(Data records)
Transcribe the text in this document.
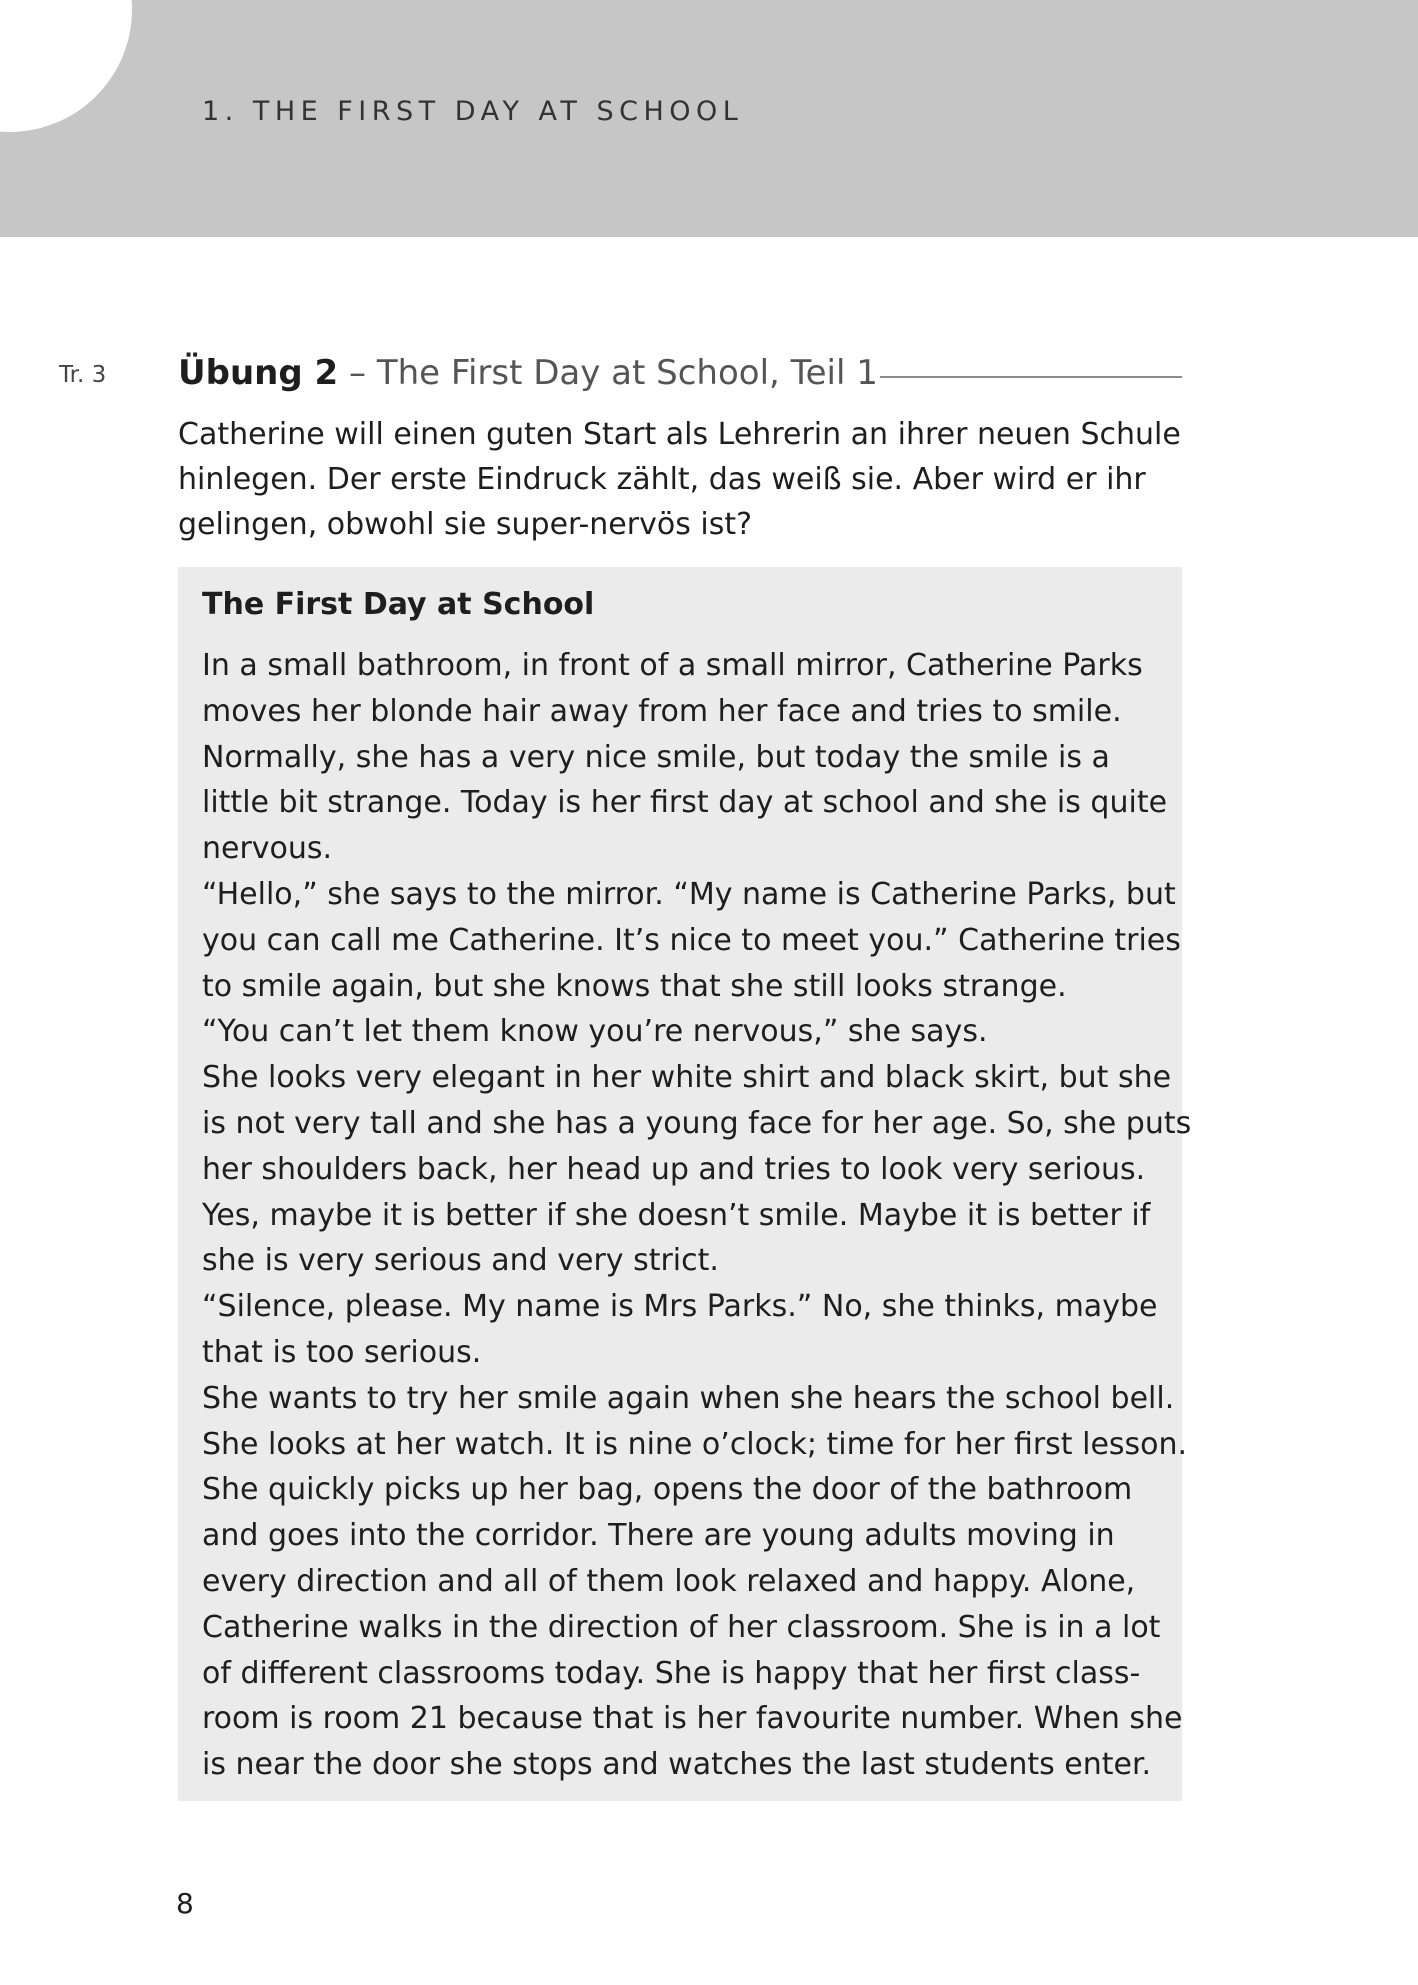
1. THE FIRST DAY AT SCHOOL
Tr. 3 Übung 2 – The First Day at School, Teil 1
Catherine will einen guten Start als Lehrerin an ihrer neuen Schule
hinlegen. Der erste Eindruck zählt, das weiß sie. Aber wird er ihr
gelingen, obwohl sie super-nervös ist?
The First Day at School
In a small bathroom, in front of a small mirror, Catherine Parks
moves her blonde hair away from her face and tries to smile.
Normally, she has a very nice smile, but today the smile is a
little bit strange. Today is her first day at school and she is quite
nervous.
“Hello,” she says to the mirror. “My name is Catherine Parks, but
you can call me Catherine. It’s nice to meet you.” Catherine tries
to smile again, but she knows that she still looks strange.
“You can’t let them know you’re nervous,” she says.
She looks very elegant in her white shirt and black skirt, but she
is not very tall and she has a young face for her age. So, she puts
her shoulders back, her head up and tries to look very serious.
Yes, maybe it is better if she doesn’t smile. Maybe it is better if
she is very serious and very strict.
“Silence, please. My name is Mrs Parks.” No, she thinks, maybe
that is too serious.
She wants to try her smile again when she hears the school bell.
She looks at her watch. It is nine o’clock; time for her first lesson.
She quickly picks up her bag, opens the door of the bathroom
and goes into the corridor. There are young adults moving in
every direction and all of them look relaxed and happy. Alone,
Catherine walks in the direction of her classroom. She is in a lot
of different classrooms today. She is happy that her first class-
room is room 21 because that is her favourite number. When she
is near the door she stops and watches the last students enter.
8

**Objective**: All lines that include "mirror" are to be gathered and copied.

**Full solution**:
In a small bathroom, in front of a small mirror, Catherine Parks
“Hello,” she says to the mirror. “My name is Catherine Parks, but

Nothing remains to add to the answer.